--- SET PROBLEM ---
Copy out each line below that has the word "CORRELATION" in it.

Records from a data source
"""

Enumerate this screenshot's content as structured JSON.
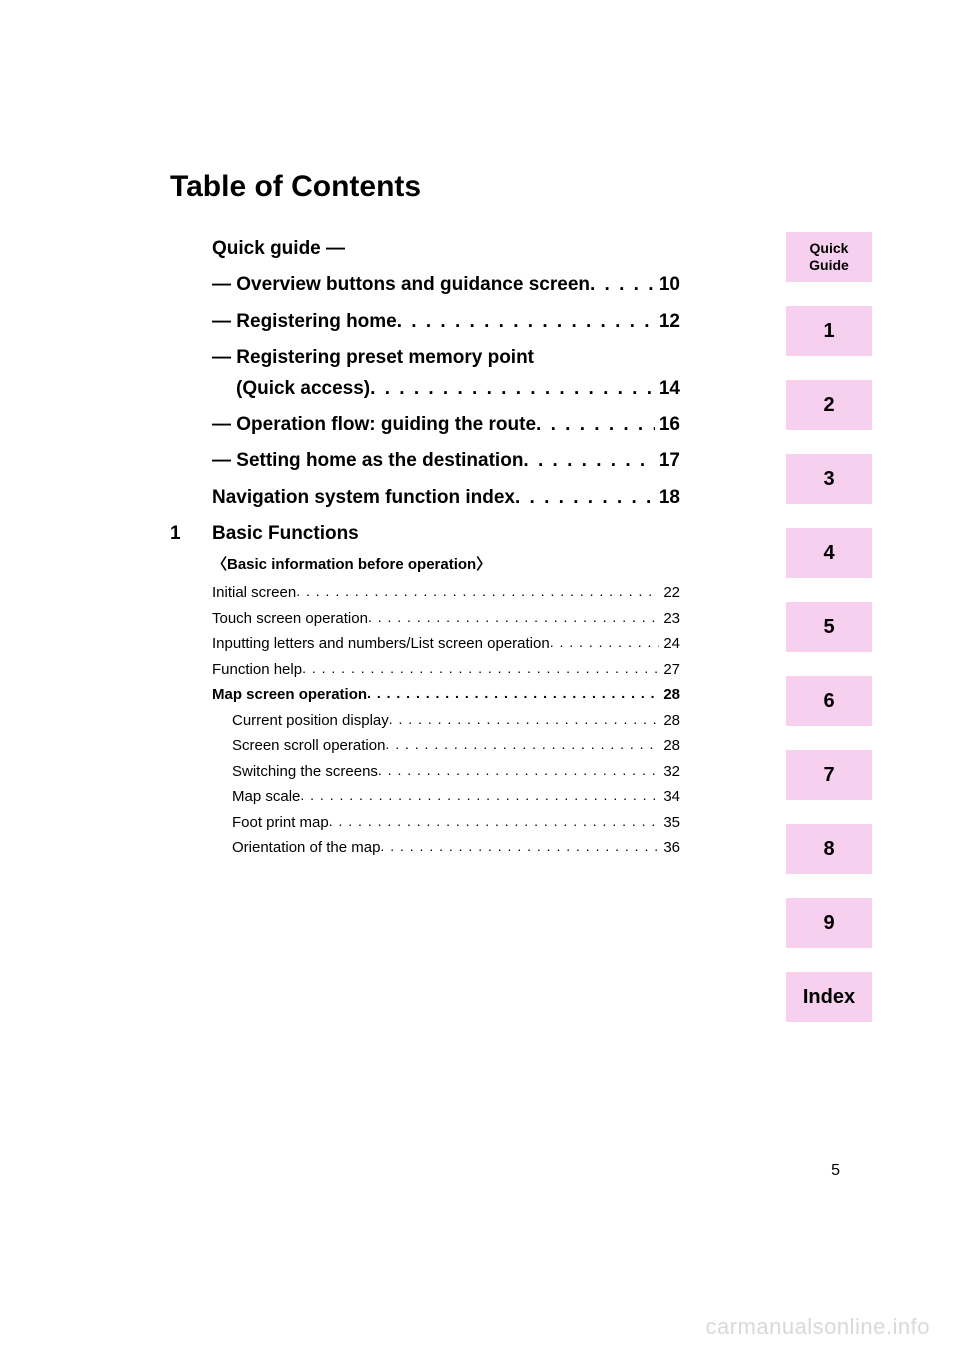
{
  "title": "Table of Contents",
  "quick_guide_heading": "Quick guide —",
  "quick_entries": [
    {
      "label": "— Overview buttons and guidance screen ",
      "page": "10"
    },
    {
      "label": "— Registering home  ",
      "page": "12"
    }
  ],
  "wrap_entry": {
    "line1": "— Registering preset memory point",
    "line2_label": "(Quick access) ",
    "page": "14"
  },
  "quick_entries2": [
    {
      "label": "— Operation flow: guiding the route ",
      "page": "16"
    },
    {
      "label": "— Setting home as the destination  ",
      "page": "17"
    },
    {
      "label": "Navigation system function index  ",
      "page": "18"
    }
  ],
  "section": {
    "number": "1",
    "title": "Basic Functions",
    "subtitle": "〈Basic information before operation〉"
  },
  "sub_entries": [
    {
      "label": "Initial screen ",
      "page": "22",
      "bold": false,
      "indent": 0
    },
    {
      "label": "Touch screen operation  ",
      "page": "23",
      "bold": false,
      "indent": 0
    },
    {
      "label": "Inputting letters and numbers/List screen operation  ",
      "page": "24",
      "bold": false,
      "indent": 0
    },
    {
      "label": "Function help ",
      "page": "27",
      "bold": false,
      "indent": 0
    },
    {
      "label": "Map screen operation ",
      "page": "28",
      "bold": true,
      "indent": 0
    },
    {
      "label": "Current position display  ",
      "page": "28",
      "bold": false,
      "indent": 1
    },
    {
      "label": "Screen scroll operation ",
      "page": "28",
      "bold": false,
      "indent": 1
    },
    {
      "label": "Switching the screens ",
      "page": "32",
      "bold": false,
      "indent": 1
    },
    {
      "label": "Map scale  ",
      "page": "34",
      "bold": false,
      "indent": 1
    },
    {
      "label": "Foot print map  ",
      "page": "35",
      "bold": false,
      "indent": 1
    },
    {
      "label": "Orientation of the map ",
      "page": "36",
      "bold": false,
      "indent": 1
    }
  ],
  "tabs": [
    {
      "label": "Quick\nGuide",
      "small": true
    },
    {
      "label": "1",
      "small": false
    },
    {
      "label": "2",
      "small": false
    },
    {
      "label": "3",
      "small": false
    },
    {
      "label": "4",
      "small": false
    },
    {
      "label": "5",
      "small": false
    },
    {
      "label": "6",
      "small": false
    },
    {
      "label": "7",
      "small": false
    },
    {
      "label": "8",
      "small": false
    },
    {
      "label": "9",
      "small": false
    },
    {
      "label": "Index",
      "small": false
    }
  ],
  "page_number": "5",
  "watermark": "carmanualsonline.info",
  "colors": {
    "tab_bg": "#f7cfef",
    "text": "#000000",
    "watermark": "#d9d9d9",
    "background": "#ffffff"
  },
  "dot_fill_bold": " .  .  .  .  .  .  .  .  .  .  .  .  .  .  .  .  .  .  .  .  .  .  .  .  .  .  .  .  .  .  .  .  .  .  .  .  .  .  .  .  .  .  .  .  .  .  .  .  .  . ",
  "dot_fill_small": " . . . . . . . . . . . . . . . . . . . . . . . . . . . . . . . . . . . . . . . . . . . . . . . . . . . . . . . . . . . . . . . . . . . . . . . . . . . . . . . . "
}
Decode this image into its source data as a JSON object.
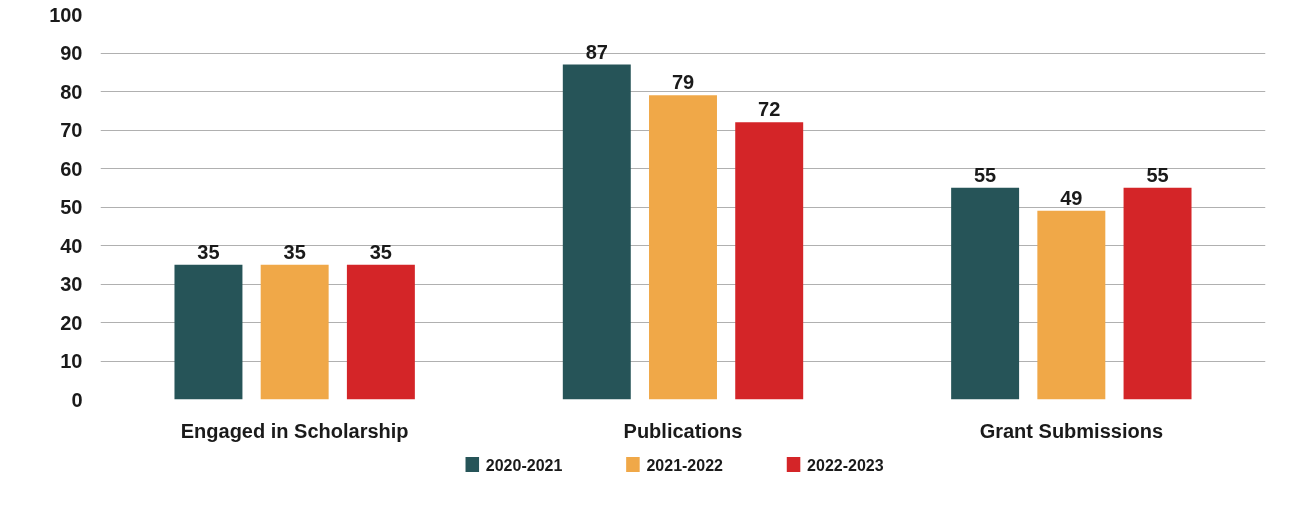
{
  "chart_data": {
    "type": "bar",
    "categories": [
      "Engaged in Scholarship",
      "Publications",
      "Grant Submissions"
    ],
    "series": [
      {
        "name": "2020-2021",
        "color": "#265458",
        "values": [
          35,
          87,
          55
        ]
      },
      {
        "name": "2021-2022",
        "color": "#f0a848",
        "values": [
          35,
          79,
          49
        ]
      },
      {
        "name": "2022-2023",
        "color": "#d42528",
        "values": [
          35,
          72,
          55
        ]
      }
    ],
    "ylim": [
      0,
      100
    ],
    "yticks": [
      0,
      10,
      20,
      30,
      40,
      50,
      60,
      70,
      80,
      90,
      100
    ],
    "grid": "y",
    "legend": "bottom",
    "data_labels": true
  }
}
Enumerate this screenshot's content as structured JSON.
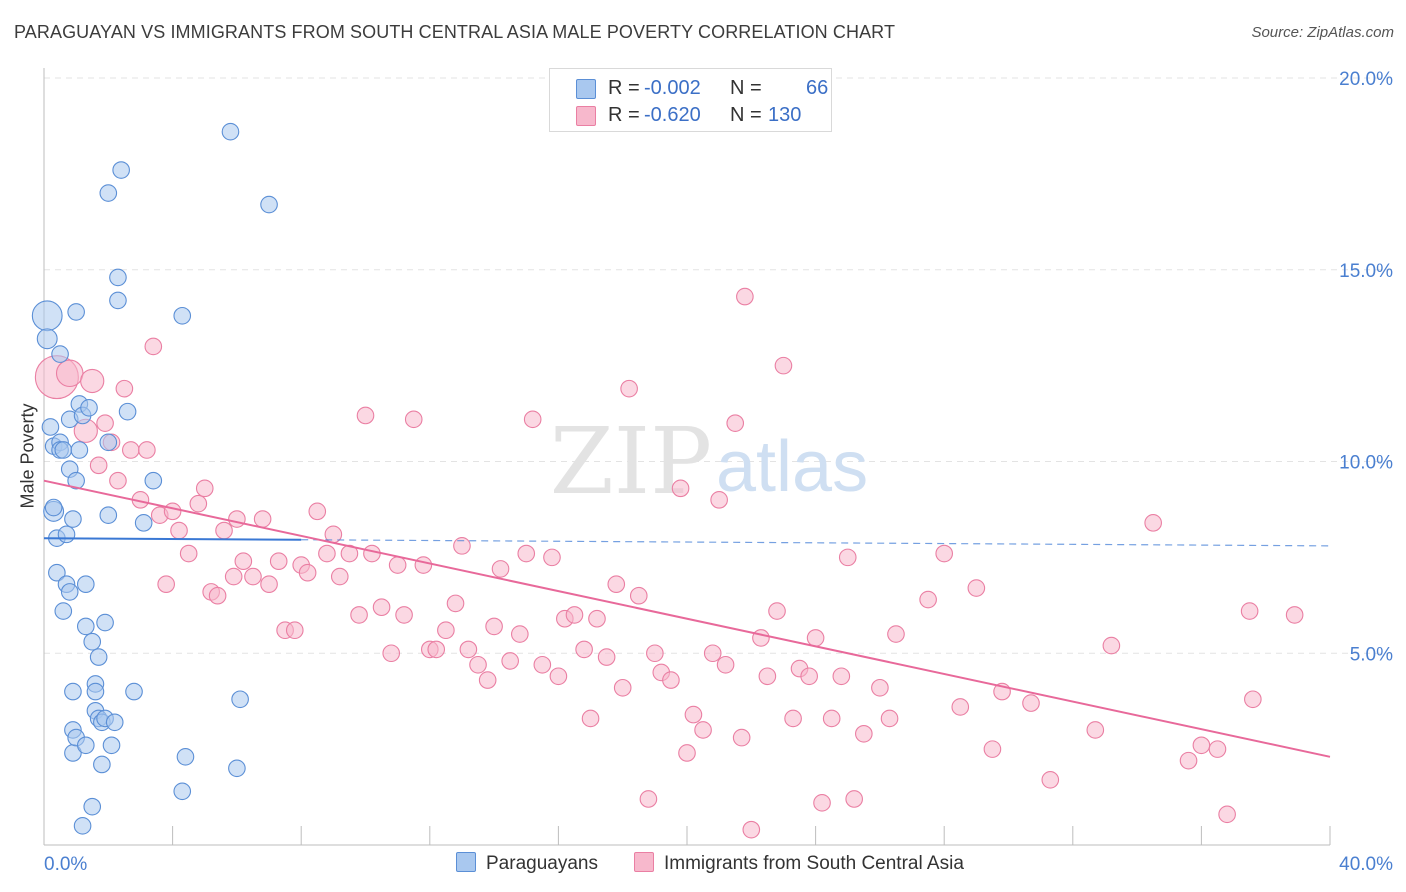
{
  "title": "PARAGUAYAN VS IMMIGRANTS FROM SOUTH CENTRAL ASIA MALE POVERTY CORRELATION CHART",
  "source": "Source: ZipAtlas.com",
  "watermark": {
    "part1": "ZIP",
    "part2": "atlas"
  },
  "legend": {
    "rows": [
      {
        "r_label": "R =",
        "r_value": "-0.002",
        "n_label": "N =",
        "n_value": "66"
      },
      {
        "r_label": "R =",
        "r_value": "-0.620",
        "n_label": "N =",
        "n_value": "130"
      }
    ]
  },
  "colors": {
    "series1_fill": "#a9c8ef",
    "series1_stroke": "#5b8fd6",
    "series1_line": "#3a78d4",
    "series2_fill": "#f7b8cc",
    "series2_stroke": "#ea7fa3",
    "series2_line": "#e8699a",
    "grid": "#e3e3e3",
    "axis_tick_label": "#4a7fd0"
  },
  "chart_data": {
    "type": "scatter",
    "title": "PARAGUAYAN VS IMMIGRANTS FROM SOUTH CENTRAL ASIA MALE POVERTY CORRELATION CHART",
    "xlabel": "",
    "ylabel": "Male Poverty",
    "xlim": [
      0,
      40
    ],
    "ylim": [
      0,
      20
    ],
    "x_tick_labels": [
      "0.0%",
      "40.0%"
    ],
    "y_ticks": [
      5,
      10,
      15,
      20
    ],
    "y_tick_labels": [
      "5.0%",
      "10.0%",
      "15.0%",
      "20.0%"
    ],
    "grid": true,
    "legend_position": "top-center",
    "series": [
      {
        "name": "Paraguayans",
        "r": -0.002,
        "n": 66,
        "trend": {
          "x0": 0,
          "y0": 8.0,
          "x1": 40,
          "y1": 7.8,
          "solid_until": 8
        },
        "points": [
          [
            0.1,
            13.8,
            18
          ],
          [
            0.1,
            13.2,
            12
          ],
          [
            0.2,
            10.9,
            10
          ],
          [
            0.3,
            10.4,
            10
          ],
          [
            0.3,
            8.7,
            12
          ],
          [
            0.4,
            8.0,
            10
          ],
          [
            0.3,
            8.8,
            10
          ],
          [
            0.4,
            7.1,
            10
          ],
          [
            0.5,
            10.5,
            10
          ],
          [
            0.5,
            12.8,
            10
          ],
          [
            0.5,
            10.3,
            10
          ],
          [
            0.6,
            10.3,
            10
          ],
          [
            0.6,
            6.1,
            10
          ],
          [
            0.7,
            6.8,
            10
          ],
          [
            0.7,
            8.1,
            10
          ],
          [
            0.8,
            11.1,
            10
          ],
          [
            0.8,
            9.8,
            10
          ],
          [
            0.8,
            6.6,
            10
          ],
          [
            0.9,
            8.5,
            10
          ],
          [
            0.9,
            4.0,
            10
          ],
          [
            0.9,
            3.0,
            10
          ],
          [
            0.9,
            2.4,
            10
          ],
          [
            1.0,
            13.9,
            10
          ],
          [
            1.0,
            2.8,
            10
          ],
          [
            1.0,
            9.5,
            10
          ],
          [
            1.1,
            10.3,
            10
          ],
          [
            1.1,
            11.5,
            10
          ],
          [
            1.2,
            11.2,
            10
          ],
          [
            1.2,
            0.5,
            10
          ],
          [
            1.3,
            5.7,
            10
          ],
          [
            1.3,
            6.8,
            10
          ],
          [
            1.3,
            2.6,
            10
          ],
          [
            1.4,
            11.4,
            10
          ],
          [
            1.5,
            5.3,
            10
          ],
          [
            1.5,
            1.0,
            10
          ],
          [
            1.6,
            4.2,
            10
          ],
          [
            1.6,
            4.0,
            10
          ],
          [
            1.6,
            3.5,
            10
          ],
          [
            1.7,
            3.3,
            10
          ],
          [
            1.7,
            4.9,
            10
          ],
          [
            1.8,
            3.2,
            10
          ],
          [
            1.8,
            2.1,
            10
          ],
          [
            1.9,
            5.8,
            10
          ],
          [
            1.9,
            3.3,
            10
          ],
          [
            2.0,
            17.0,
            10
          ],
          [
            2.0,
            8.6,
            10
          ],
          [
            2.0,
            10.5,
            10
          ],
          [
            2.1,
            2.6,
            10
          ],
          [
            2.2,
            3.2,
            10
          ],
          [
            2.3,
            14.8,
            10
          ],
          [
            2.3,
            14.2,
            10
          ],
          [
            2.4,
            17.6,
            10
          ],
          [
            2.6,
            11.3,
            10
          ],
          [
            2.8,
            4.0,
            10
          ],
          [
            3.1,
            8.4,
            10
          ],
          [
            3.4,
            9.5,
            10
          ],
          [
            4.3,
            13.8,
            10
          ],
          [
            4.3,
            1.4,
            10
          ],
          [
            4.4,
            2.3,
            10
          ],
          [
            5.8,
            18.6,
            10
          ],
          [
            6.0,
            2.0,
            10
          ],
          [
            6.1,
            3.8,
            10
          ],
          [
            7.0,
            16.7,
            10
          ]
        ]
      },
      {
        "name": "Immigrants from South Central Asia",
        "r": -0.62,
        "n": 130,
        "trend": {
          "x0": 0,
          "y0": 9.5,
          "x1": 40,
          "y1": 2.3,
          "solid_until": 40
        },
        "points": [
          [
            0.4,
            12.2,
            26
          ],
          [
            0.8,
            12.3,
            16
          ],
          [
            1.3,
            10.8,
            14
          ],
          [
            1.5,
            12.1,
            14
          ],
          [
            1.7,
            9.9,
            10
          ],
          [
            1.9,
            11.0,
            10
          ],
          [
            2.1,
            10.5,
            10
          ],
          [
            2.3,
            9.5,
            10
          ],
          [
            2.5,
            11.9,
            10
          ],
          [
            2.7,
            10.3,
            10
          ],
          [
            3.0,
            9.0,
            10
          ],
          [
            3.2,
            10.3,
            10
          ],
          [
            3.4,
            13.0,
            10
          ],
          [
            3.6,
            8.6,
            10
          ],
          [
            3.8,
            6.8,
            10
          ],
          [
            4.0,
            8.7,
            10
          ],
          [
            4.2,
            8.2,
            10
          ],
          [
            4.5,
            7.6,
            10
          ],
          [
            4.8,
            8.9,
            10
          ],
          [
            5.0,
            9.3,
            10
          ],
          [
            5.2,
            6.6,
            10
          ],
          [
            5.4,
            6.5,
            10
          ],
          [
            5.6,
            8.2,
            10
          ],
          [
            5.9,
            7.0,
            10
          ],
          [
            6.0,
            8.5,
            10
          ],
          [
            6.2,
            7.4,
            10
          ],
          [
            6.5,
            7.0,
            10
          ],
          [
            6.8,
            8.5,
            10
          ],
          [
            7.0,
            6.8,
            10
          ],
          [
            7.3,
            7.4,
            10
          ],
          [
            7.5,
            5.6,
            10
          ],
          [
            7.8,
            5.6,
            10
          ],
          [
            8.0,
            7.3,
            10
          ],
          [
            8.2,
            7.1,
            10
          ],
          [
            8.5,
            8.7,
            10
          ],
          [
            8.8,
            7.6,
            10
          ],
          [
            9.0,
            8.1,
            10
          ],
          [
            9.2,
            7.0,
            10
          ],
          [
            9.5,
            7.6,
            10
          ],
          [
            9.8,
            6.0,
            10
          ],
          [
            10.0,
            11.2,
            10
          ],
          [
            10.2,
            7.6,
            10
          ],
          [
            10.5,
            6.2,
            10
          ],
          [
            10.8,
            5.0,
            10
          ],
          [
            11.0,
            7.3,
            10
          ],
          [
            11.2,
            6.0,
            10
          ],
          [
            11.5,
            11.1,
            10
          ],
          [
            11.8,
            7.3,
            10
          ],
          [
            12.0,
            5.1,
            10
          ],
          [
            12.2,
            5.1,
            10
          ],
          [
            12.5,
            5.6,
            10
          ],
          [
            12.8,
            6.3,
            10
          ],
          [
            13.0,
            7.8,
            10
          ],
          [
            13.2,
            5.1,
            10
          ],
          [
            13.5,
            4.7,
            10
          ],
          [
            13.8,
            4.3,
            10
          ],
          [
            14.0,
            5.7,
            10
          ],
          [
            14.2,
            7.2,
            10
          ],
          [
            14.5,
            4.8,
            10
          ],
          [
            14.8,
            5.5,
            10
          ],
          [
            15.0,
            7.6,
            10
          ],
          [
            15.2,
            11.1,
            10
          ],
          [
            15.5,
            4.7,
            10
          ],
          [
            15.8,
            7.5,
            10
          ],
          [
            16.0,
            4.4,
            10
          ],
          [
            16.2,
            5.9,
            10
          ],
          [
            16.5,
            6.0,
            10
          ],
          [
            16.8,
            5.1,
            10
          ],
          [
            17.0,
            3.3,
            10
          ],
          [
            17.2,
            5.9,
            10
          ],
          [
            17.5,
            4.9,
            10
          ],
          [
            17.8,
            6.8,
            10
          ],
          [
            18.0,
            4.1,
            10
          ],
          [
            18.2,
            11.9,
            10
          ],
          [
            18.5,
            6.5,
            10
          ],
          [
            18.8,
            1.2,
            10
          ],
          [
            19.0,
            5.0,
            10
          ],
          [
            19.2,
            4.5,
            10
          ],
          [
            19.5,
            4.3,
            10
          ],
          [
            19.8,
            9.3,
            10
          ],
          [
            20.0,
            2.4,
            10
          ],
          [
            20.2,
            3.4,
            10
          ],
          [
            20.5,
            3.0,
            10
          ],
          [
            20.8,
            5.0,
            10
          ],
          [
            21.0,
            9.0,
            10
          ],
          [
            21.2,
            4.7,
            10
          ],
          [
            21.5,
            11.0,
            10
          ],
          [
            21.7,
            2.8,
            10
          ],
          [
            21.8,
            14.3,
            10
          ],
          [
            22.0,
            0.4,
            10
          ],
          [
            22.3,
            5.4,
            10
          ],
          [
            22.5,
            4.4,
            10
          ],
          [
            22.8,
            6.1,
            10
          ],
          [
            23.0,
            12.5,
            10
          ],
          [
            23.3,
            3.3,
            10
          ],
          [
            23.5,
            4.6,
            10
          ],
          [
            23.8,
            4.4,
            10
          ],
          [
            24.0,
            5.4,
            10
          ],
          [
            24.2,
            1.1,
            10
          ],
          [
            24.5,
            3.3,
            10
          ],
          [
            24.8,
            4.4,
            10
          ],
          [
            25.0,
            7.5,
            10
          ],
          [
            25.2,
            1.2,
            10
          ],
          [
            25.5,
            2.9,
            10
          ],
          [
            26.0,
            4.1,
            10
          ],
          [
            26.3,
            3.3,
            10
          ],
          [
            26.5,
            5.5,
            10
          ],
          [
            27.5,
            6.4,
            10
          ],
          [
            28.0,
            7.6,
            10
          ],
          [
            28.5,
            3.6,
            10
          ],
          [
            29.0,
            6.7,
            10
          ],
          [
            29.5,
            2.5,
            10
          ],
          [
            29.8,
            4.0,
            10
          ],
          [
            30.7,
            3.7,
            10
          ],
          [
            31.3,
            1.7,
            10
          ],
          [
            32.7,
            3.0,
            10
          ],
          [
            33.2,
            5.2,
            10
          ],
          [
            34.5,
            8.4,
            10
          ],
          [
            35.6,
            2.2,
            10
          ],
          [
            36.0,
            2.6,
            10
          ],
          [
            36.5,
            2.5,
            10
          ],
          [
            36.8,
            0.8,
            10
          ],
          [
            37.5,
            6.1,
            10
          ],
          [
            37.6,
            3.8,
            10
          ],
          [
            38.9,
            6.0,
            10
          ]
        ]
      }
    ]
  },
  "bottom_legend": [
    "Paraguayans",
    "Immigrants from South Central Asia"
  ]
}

"""

--- EXERCISE SOLUTION ---
  "title": "PARAGUAYAN VS IMMIGRANTS FROM SOUTH CENTRAL ASIA MALE POVERTY CORRELATION CHART",
    "title": "PARAGUAYAN VS IMMIGRANTS FROM SOUTH CENTRAL ASIA MALE POVERTY CORRELATION CHART",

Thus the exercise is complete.